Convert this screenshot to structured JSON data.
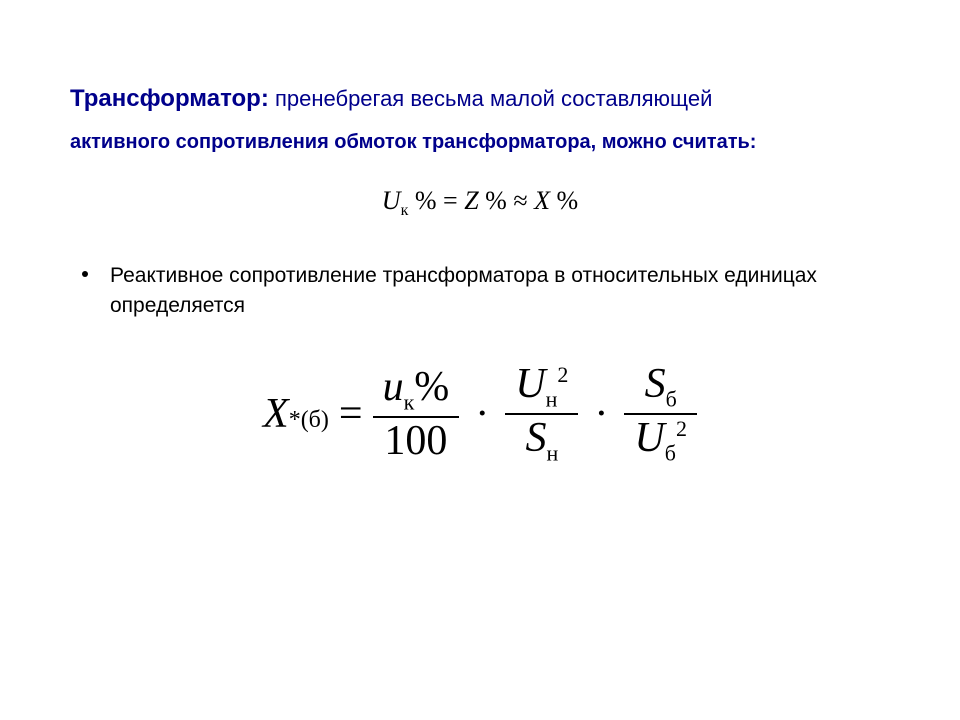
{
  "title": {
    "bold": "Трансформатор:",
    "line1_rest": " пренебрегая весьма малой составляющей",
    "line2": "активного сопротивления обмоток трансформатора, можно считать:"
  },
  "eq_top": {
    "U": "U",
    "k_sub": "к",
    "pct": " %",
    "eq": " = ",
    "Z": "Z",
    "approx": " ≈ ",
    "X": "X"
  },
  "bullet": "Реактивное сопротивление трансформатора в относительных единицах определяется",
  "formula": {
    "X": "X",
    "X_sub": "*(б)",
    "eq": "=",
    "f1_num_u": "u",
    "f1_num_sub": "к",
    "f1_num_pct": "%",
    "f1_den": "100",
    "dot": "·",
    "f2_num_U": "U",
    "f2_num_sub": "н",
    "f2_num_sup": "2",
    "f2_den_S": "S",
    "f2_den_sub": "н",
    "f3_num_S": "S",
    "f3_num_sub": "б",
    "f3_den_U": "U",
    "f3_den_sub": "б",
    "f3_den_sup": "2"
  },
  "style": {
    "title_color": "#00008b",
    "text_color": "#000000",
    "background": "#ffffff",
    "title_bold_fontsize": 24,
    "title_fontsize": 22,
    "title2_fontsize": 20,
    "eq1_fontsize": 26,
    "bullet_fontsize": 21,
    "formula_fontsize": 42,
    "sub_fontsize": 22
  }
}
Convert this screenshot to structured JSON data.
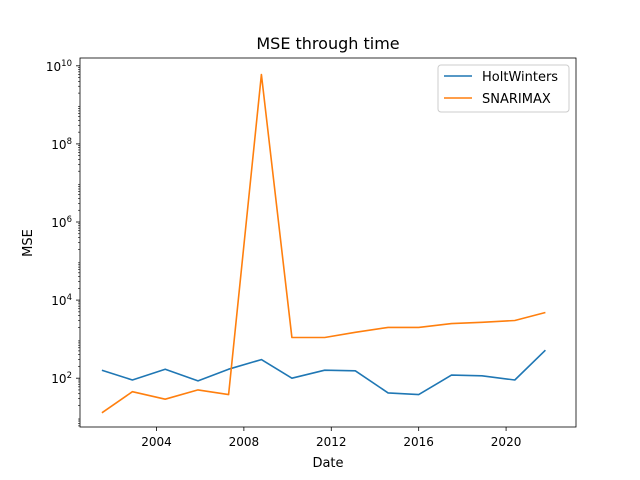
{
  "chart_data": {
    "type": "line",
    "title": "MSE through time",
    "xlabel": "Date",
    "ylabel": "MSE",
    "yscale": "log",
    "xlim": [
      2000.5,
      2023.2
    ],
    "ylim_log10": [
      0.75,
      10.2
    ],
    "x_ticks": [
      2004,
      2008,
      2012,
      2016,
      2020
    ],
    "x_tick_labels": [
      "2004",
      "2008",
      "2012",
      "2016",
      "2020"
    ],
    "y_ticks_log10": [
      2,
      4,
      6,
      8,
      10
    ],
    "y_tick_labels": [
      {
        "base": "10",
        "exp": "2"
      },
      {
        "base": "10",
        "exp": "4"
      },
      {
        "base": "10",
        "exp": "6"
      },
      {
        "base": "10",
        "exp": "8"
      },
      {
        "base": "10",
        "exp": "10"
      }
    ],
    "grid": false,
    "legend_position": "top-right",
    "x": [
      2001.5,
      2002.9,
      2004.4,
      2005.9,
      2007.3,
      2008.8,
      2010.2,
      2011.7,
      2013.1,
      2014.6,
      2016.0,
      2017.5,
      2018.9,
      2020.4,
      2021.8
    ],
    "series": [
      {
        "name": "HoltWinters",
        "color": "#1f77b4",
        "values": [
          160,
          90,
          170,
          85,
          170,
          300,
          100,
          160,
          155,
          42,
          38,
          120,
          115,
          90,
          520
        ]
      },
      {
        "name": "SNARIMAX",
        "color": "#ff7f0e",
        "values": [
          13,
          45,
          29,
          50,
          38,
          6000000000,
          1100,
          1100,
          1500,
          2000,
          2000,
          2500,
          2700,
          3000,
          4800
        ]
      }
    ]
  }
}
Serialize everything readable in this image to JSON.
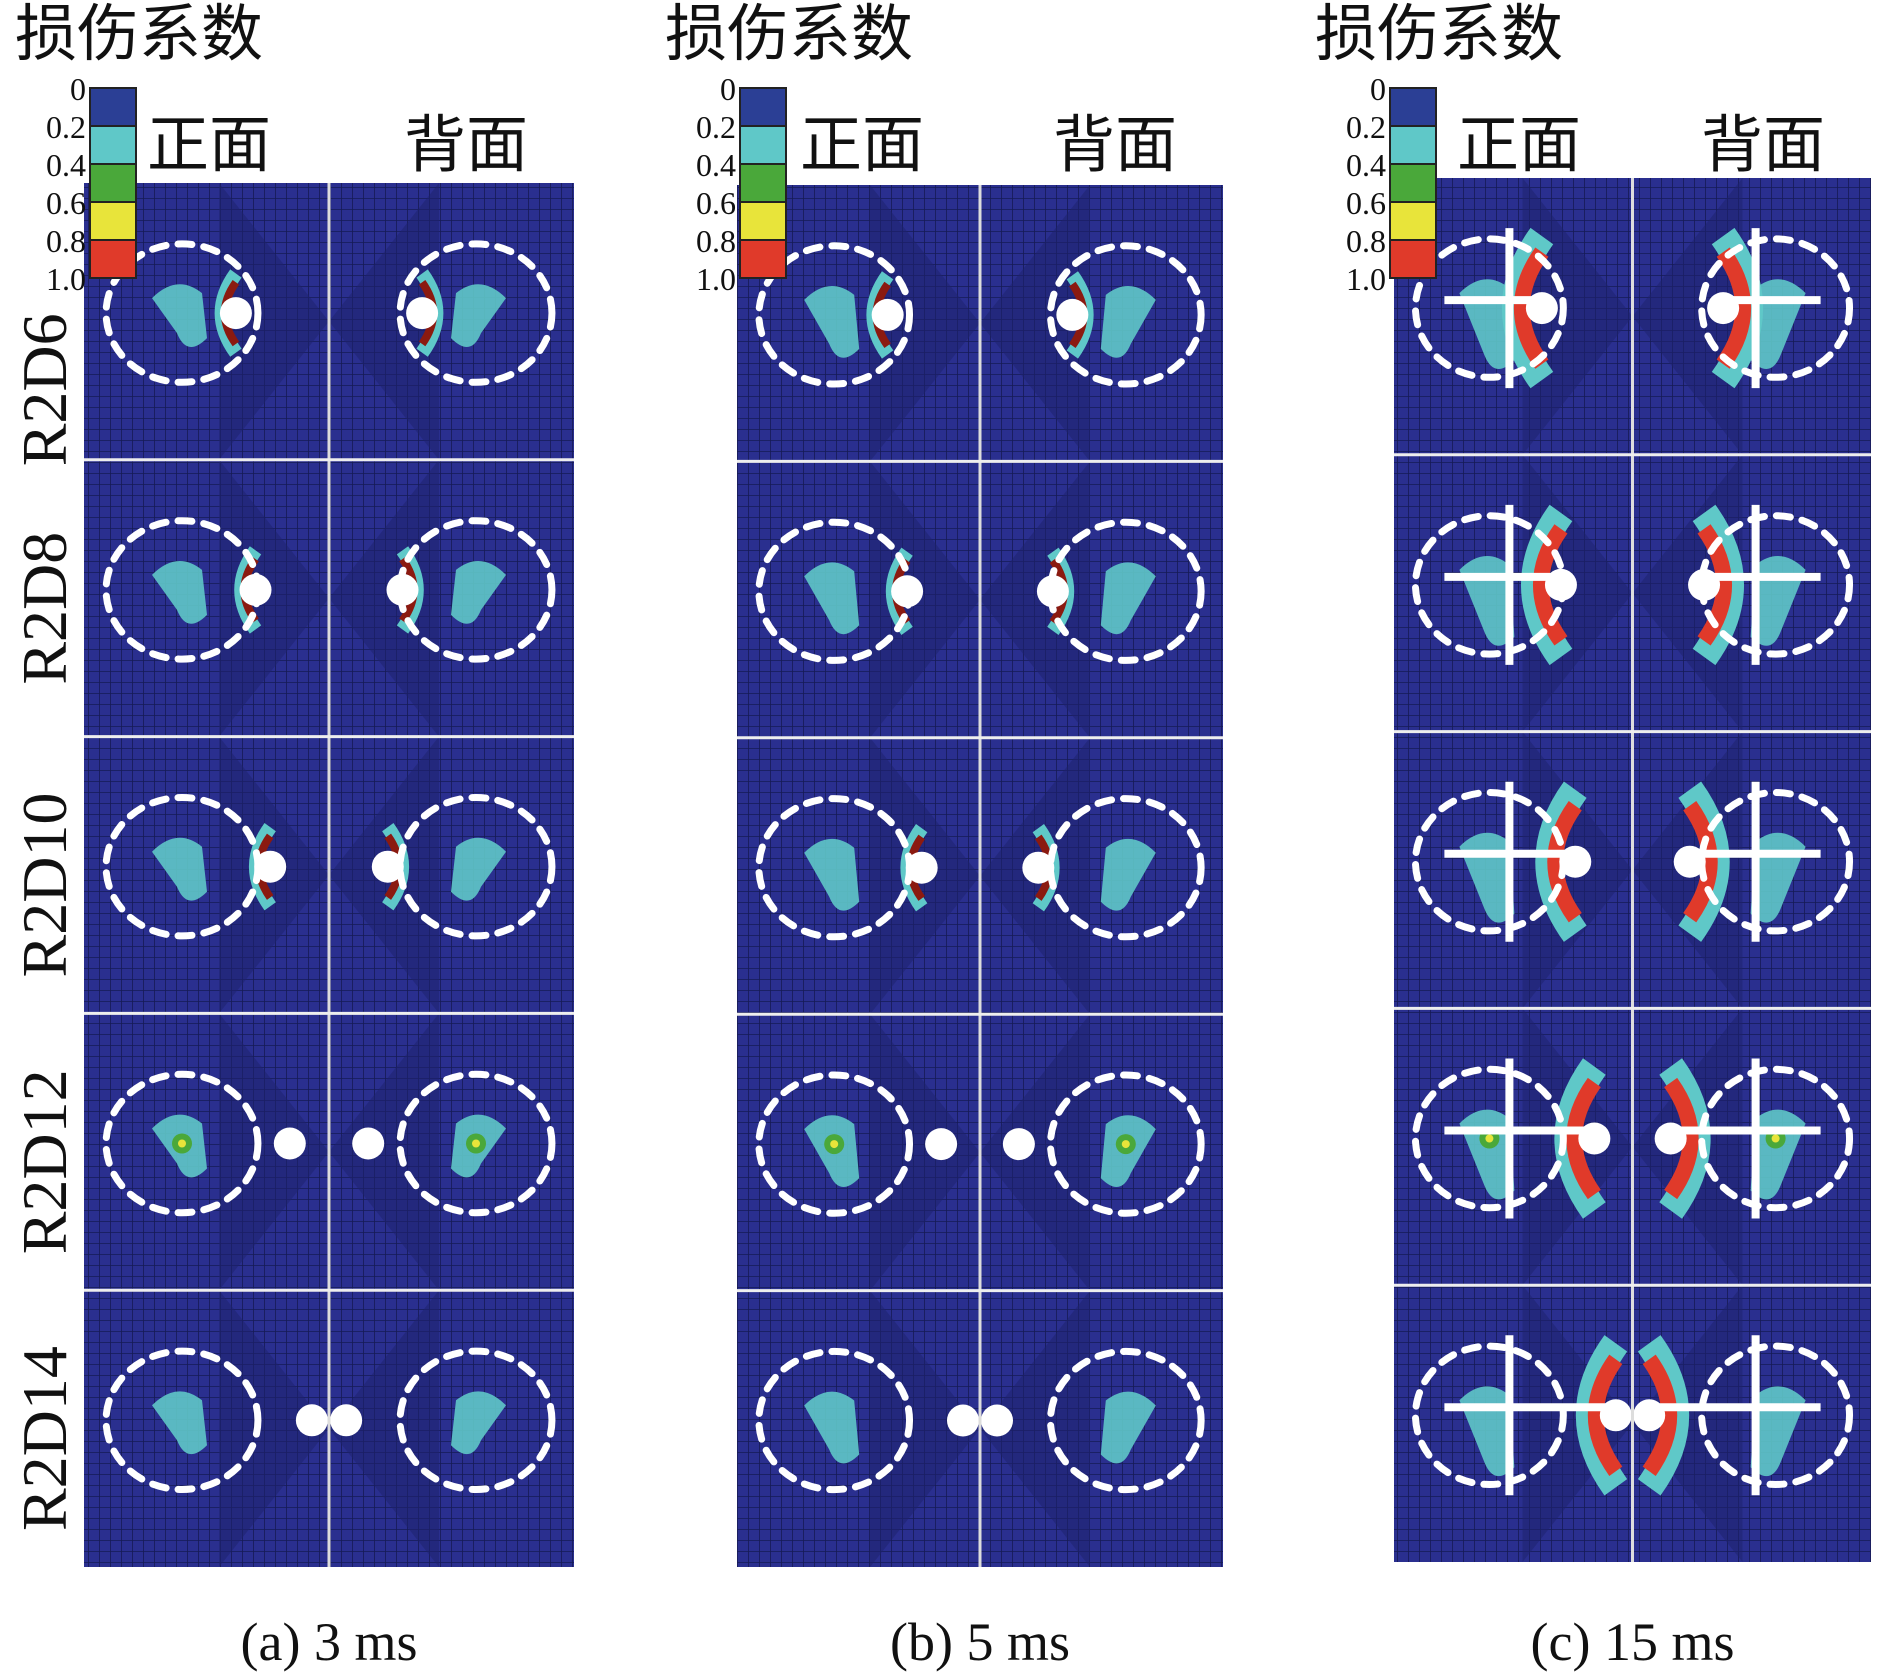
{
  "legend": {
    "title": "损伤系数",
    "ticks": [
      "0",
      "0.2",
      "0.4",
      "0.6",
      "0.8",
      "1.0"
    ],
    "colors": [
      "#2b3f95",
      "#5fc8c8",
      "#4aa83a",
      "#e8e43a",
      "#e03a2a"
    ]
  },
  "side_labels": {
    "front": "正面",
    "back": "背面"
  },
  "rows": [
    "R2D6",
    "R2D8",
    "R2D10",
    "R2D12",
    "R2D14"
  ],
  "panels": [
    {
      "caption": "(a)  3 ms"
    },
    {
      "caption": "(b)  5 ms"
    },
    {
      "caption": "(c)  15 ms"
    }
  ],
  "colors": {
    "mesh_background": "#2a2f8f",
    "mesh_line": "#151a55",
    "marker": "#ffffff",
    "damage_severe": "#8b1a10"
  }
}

· · · · · · ·

Copy the material above in full and exactly, skipping pictures.

Convert this screenshot to structured JSON data.
{
  "title": {
    "bold": "Трансформатор:",
    "line1_rest": " пренебрегая весьма малой составляющей",
    "line2": "активного сопротивления обмоток трансформатора, можно считать:"
  },
  "eq_top": {
    "U": "U",
    "k_sub": "к",
    "pct": " %",
    "eq": " = ",
    "Z": "Z",
    "approx": " ≈ ",
    "X": "X"
  },
  "bullet": "Реактивное сопротивление трансформатора в относительных единицах определяется",
  "formula": {
    "X": "X",
    "X_sub": "*(б)",
    "eq": "=",
    "f1_num_u": "u",
    "f1_num_sub": "к",
    "f1_num_pct": "%",
    "f1_den": "100",
    "dot": "·",
    "f2_num_U": "U",
    "f2_num_sub": "н",
    "f2_num_sup": "2",
    "f2_den_S": "S",
    "f2_den_sub": "н",
    "f3_num_S": "S",
    "f3_num_sub": "б",
    "f3_den_U": "U",
    "f3_den_sub": "б",
    "f3_den_sup": "2"
  },
  "style": {
    "title_color": "#00008b",
    "text_color": "#000000",
    "background": "#ffffff",
    "title_bold_fontsize": 24,
    "title_fontsize": 22,
    "title2_fontsize": 20,
    "eq1_fontsize": 26,
    "bullet_fontsize": 21,
    "formula_fontsize": 42,
    "sub_fontsize": 22
  }
}
Convert this screenshot to structured JSON data.
{
  "chart_data": {
    "type": "line",
    "title": "MSE through time",
    "xlabel": "Date",
    "ylabel": "MSE",
    "yscale": "log",
    "xlim": [
      2000.5,
      2023.2
    ],
    "ylim_log10": [
      0.75,
      10.2
    ],
    "x_ticks": [
      2004,
      2008,
      2012,
      2016,
      2020
    ],
    "x_tick_labels": [
      "2004",
      "2008",
      "2012",
      "2016",
      "2020"
    ],
    "y_ticks_log10": [
      2,
      4,
      6,
      8,
      10
    ],
    "y_tick_labels": [
      {
        "base": "10",
        "exp": "2"
      },
      {
        "base": "10",
        "exp": "4"
      },
      {
        "base": "10",
        "exp": "6"
      },
      {
        "base": "10",
        "exp": "8"
      },
      {
        "base": "10",
        "exp": "10"
      }
    ],
    "grid": false,
    "legend_position": "top-right",
    "x": [
      2001.5,
      2002.9,
      2004.4,
      2005.9,
      2007.3,
      2008.8,
      2010.2,
      2011.7,
      2013.1,
      2014.6,
      2016.0,
      2017.5,
      2018.9,
      2020.4,
      2021.8
    ],
    "series": [
      {
        "name": "HoltWinters",
        "color": "#1f77b4",
        "values": [
          160,
          90,
          170,
          85,
          170,
          300,
          100,
          160,
          155,
          42,
          38,
          120,
          115,
          90,
          520
        ]
      },
      {
        "name": "SNARIMAX",
        "color": "#ff7f0e",
        "values": [
          13,
          45,
          29,
          50,
          38,
          6000000000,
          1100,
          1100,
          1500,
          2000,
          2000,
          2500,
          2700,
          3000,
          4800
        ]
      }
    ]
  }
}
Serialize everything readable in this image to JSON.
{
  "legend": {
    "title": "损伤系数",
    "ticks": [
      "0",
      "0.2",
      "0.4",
      "0.6",
      "0.8",
      "1.0"
    ],
    "colors": [
      "#2b3f95",
      "#5fc8c8",
      "#4aa83a",
      "#e8e43a",
      "#e03a2a"
    ]
  },
  "side_labels": {
    "front": "正面",
    "back": "背面"
  },
  "rows": [
    "R2D6",
    "R2D8",
    "R2D10",
    "R2D12",
    "R2D14"
  ],
  "panels": [
    {
      "caption": "(a)  3 ms"
    },
    {
      "caption": "(b)  5 ms"
    },
    {
      "caption": "(c)  15 ms"
    }
  ],
  "colors": {
    "mesh_background": "#2a2f8f",
    "mesh_line": "#151a55",
    "marker": "#ffffff",
    "damage_severe": "#8b1a10"
  }
}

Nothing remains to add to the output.